(Raw records)
+ + + +

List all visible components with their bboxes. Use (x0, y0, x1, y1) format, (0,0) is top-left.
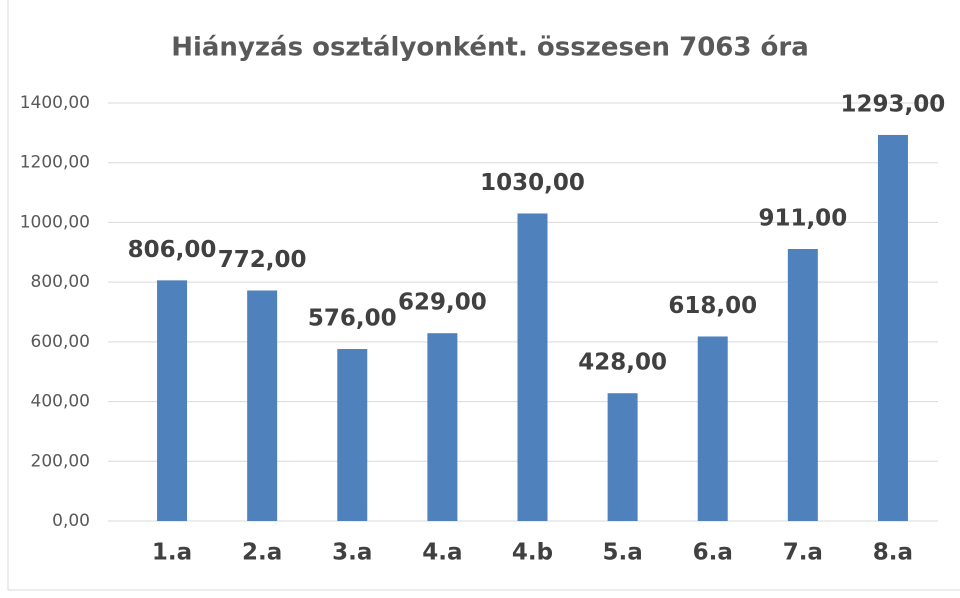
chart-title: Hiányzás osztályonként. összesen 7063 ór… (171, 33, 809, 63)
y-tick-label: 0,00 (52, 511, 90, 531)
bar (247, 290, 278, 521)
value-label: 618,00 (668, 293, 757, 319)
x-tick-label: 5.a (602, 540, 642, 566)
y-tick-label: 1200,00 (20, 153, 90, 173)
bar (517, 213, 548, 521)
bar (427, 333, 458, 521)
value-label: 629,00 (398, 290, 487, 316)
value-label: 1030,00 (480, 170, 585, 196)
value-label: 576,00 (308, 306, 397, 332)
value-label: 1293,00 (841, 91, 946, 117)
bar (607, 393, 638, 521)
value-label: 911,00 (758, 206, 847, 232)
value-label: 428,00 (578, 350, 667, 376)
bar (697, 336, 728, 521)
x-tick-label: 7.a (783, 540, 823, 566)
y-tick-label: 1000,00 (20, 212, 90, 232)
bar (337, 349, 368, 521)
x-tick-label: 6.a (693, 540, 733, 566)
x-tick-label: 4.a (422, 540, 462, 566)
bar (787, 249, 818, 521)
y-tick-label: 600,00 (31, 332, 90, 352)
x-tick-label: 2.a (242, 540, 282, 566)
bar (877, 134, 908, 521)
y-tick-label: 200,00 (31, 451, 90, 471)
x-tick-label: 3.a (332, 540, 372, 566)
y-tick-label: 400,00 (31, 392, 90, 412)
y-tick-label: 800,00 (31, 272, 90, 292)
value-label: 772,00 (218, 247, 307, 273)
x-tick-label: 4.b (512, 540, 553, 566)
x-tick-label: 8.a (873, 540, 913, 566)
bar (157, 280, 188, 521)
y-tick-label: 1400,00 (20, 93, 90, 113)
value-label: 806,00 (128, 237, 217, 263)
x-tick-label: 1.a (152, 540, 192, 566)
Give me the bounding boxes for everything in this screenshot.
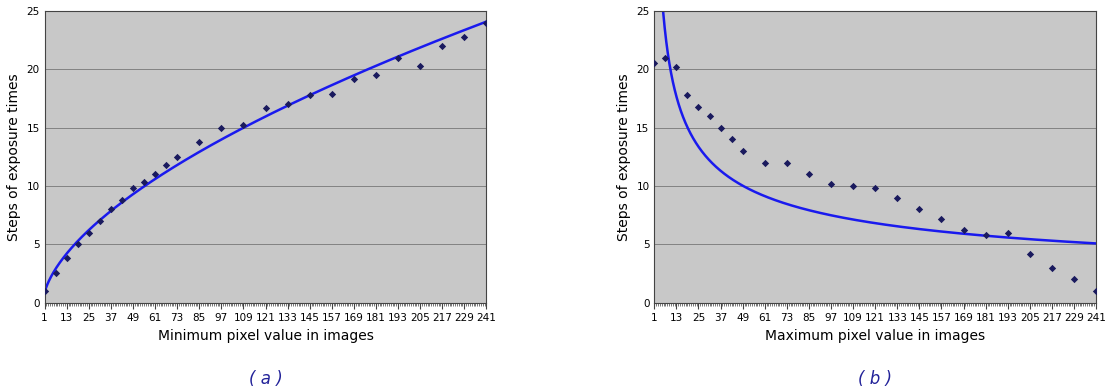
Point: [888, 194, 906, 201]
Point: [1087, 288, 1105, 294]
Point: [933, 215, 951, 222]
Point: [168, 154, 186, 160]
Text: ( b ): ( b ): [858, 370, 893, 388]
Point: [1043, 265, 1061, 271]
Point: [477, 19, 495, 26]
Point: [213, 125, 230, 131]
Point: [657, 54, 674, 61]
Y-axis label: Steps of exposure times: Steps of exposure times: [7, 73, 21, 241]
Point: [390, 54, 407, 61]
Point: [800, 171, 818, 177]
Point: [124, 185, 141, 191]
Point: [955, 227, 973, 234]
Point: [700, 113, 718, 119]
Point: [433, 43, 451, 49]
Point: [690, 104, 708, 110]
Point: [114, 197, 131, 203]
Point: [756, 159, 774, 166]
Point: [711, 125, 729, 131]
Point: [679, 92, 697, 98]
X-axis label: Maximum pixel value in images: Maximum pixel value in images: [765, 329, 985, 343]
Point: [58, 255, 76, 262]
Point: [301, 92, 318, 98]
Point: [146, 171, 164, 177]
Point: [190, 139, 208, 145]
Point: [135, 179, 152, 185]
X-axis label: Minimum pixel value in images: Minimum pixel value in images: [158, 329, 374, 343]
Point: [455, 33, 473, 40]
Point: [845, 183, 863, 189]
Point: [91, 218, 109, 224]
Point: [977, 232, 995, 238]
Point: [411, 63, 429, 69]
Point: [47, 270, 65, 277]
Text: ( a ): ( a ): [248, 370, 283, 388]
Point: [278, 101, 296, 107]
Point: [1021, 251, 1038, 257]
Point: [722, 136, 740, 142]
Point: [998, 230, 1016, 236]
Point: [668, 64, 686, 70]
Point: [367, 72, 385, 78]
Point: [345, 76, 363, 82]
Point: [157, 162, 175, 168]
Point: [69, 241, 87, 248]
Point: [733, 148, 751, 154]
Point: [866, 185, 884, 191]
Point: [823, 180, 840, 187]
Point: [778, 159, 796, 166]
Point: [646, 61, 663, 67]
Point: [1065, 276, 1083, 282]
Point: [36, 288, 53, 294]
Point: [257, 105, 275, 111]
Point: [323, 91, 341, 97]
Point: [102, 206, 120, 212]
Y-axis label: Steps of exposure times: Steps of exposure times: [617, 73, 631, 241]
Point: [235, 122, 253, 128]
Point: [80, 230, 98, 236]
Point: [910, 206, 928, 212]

+ + + +

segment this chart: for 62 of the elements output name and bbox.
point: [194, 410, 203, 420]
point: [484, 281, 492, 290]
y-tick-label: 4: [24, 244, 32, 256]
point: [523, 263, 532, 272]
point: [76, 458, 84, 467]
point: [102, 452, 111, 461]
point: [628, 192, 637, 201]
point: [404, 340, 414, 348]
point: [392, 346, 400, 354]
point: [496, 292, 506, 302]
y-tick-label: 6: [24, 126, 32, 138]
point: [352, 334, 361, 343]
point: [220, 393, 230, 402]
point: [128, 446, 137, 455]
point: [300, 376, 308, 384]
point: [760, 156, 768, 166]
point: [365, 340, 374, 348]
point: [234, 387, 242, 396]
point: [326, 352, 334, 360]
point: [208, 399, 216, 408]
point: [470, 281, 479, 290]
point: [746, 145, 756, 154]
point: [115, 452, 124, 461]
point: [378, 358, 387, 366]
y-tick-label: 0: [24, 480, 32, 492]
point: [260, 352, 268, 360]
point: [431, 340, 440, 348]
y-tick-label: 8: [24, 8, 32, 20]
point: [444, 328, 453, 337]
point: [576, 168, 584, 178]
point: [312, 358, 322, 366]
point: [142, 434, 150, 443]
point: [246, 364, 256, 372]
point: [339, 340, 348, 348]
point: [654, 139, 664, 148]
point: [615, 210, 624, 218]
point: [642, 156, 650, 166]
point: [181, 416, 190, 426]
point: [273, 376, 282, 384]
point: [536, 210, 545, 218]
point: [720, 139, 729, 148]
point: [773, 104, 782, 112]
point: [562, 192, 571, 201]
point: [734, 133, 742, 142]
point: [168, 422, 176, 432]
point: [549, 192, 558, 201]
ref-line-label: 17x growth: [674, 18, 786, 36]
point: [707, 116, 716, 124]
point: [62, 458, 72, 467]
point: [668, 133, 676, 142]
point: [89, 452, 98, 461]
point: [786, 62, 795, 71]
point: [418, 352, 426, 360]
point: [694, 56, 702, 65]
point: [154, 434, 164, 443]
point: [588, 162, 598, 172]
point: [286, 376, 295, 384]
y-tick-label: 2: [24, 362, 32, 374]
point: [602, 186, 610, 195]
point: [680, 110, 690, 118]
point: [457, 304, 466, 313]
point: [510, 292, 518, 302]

+ + + +

**TASK TO COMPLETE**
Write out the records again, starting with the line containing "chart-title: Hiányzás osztályonként." and going on through the line containing "value-label: 1030,00 (480, 170, 585, 196)", and replace "value-label" with "data-label" wherever it occurs. Give only those lines, with everything else left as it is.

**SOLUTION TO THE PROBLEM**
chart-title: Hiányzás osztályonként. összesen 7063 ór… (171, 33, 809, 63)
y-tick-label: 0,00 (52, 511, 90, 531)
bar (247, 290, 278, 521)
data-label: 618,00 (668, 293, 757, 319)
x-tick-label: 5.a (602, 540, 642, 566)
y-tick-label: 1200,00 (20, 153, 90, 173)
bar (517, 213, 548, 521)
bar (427, 333, 458, 521)
data-label: 629,00 (398, 290, 487, 316)
data-label: 1030,00 (480, 170, 585, 196)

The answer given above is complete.